** BEGIN Data shown **

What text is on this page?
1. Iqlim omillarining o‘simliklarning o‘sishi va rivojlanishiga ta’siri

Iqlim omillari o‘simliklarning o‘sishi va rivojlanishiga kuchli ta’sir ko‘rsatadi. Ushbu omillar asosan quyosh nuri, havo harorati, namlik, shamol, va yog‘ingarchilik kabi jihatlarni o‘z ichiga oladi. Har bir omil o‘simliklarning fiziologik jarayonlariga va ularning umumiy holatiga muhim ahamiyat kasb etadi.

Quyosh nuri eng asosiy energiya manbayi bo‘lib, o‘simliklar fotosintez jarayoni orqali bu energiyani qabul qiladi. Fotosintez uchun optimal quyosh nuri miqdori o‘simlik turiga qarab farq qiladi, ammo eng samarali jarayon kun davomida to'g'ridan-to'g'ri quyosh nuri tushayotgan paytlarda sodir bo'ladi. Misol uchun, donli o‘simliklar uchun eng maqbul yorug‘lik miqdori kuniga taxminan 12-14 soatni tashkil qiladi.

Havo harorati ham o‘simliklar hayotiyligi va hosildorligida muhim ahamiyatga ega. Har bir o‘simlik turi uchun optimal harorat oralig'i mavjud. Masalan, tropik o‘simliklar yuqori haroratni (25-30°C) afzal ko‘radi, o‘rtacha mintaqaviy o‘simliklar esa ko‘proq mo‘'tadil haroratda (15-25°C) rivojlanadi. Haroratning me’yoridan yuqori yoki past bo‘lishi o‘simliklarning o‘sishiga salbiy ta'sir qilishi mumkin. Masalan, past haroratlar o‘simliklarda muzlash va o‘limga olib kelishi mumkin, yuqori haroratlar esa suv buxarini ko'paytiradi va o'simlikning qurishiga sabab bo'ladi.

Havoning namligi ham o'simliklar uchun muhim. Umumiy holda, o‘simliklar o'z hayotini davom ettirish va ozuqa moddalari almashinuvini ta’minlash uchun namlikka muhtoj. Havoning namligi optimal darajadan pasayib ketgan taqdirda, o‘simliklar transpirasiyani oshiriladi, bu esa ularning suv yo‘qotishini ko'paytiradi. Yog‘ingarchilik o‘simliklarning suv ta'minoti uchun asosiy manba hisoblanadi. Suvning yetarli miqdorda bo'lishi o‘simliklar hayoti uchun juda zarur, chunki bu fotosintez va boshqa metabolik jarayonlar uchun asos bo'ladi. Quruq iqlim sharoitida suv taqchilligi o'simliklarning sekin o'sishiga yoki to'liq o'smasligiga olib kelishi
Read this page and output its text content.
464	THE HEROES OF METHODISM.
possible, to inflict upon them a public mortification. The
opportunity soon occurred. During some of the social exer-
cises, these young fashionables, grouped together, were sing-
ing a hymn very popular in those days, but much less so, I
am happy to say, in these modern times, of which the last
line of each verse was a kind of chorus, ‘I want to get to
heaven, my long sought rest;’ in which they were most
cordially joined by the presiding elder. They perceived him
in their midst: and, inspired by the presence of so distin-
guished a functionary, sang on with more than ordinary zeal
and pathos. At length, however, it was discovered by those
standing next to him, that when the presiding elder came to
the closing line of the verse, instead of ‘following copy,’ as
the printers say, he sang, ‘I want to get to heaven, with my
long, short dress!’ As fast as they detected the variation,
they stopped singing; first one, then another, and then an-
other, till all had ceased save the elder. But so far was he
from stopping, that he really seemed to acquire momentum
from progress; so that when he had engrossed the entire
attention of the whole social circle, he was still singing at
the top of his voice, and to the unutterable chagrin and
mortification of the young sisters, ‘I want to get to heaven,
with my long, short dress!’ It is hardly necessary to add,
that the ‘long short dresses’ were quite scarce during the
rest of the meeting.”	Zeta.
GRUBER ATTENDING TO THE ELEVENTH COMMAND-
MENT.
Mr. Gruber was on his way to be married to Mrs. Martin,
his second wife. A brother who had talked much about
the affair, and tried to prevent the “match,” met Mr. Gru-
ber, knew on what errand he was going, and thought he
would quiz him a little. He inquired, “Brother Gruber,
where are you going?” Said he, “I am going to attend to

** END Data shown **

• [Work instructions]: Write out every record, exactly as written.

• [The completed task]:
What text is on this page?
1. Iqlim omillarining o‘simliklarning o‘sishi va rivojlanishiga ta’siri

Iqlim omillari o‘simliklarning o‘sishi va rivojlanishiga kuchli ta’sir ko‘rsatadi. Ushbu omillar asosan quyosh nuri, havo harorati, namlik, shamol, va yog‘ingarchilik kabi jihatlarni o‘z ichiga oladi. Har bir omil o‘simliklarning fiziologik jarayonlariga va ularning umumiy holatiga muhim ahamiyat kasb etadi.

Quyosh nuri eng asosiy energiya manbayi bo‘lib, o‘simliklar fotosintez jarayoni orqali bu energiyani qabul qiladi. Fotosintez uchun optimal quyosh nuri miqdori o‘simlik turiga qarab farq qiladi, ammo eng samarali jarayon kun davomida to'g'ridan-to'g'ri quyosh nuri tushayotgan paytlarda sodir bo'ladi. Misol uchun, donli o‘simliklar uchun eng maqbul yorug‘lik miqdori kuniga taxminan 12-14 soatni tashkil qiladi.

Havo harorati ham o‘simliklar hayotiyligi va hosildorligida muhim ahamiyatga ega. Har bir o‘simlik turi uchun optimal harorat oralig'i mavjud. Masalan, tropik o‘simliklar yuqori haroratni (25-30°C) afzal ko‘radi, o‘rtacha mintaqaviy o‘simliklar esa ko‘proq mo‘'tadil haroratda (15-25°C) rivojlanadi. Haroratning me’yoridan yuqori yoki past bo‘lishi o‘simliklarning o‘sishiga salbiy ta'sir qilishi mumkin. Masalan, past haroratlar o‘simliklarda muzlash va o‘limga olib kelishi mumkin, yuqori haroratlar esa suv buxarini ko'paytiradi va o'simlikning qurishiga sabab bo'ladi.

Havoning namligi ham o'simliklar uchun muhim. Umumiy holda, o‘simliklar o'z hayotini davom ettirish va ozuqa moddalari almashinuvini ta’minlash uchun namlikka muhtoj. Havoning namligi optimal darajadan pasayib ketgan taqdirda, o‘simliklar transpirasiyani oshiriladi, bu esa ularning suv yo‘qotishini ko'paytiradi. Yog‘ingarchilik o‘simliklarning suv ta'minoti uchun asosiy manba hisoblanadi. Suvning yetarli miqdorda bo'lishi o‘simliklar hayoti uchun juda zarur, chunki bu fotosintez va boshqa metabolik jarayonlar uchun asos bo'ladi. Quruq iqlim sharoitida suv taqchilligi o'simliklarning sekin o'sishiga yoki to'liq o'smasligiga olib kelishi
Read this page and output its text content.
464	THE HEROES OF METHODISM.
possible, to inflict upon them a public mortification. The
opportunity soon occurred. During some of the social exer-
cises, these young fashionables, grouped together, were sing-
ing a hymn very popular in those days, but much less so, I
am happy to say, in these modern times, of which the last
line of each verse was a kind of chorus, ‘I want to get to
heaven, my long sought rest;’ in which they were most
cordially joined by the presiding elder. They perceived him
in their midst: and, inspired by the presence of so distin-
guished a functionary, sang on with more than ordinary zeal
and pathos. At length, however, it was discovered by those
standing next to him, that when the presiding elder came to
the closing line of the verse, instead of ‘following copy,’ as
the printers say, he sang, ‘I want to get to heaven, with my
long, short dress!’ As fast as they detected the variation,
they stopped singing; first one, then another, and then an-
other, till all had ceased save the elder. But so far was he
from stopping, that he really seemed to acquire momentum
from progress; so that when he had engrossed the entire
attention of the whole social circle, he was still singing at
the top of his voice, and to the unutterable chagrin and
mortification of the young sisters, ‘I want to get to heaven,
with my long, short dress!’ It is hardly necessary to add,
that the ‘long short dresses’ were quite scarce during the
rest of the meeting.”	Zeta.
GRUBER ATTENDING TO THE ELEVENTH COMMAND-
MENT.
Mr. Gruber was on his way to be married to Mrs. Martin,
his second wife. A brother who had talked much about
the affair, and tried to prevent the “match,” met Mr. Gru-
ber, knew on what errand he was going, and thought he
would quiz him a little. He inquired, “Brother Gruber,
where are you going?” Said he, “I am going to attend to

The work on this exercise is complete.